* begin DATASET EXCERPTS *
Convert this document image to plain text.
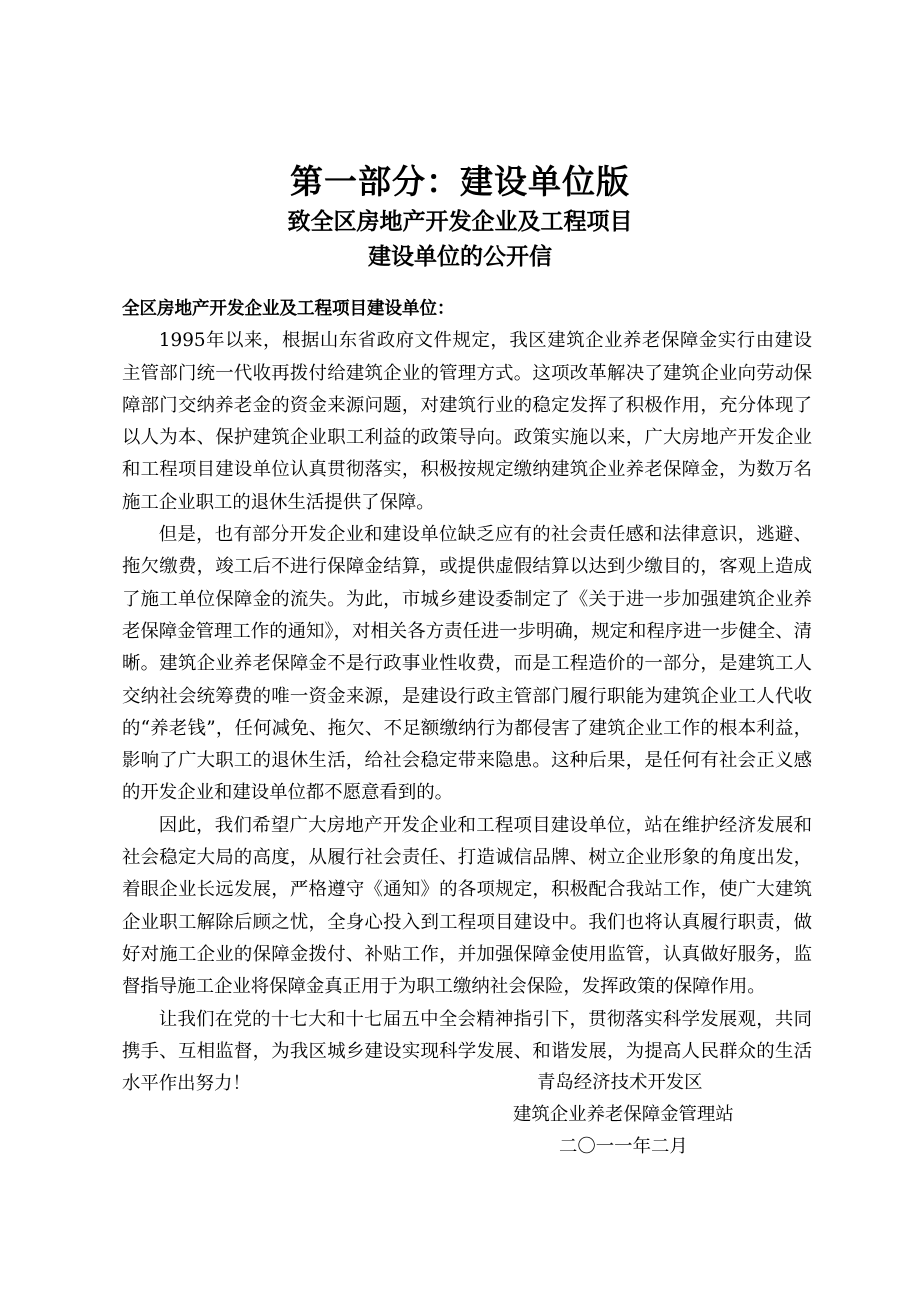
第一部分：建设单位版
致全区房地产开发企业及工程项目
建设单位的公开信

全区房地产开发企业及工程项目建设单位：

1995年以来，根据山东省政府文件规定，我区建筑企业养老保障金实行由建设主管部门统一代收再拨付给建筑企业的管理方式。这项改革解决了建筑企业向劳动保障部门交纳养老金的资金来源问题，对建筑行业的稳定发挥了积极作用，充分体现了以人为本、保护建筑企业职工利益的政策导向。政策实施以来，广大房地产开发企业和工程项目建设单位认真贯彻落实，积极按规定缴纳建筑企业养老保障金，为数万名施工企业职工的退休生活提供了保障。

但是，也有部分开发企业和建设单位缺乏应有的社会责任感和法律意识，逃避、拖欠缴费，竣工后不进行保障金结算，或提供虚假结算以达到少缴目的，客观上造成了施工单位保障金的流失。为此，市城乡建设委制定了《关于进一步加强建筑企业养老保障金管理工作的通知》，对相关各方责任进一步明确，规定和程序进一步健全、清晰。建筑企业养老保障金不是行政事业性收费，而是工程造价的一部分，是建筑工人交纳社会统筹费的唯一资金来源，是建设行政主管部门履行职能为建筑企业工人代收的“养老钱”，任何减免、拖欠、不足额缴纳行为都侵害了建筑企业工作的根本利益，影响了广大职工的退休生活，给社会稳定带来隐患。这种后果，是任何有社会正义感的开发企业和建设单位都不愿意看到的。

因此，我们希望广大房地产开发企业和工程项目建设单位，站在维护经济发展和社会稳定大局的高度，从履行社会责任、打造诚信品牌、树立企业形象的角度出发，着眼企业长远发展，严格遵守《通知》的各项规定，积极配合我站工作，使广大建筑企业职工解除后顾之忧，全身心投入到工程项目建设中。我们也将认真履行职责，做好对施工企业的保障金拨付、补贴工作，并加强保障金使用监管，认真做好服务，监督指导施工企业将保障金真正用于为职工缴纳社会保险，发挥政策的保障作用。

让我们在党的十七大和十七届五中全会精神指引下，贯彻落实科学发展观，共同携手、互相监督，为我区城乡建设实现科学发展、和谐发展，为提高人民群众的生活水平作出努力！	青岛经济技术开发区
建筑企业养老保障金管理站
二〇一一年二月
* end DATASET EXCERPTS *
* begin DATASET EXCERPTS *
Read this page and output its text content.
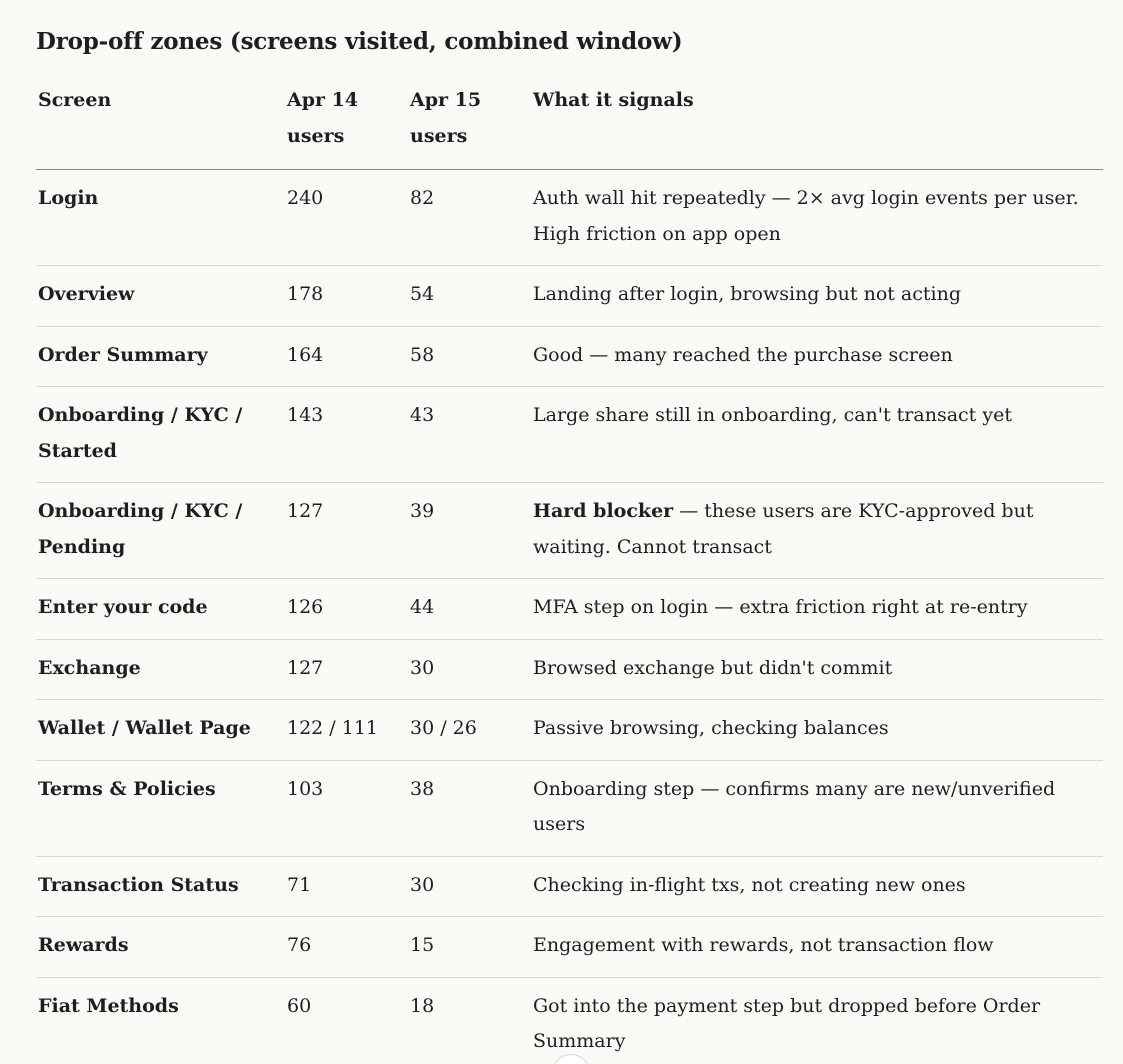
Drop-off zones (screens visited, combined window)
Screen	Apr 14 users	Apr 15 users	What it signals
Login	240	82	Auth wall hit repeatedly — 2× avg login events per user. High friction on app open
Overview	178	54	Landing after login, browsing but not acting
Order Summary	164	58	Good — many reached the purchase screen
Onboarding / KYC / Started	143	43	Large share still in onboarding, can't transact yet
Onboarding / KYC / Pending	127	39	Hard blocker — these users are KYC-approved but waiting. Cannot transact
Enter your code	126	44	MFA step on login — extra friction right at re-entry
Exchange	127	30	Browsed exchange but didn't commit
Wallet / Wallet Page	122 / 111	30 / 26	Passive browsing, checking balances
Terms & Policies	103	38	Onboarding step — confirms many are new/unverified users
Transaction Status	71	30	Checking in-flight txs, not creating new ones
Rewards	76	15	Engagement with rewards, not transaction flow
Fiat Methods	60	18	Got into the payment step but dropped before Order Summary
* end DATASET EXCERPTS *
▶ [GOAL]: Make a tally of the lines in this data that include the string "step", and answer with that tally alone.

▶ [RESPONSE TO THE TASK]: 3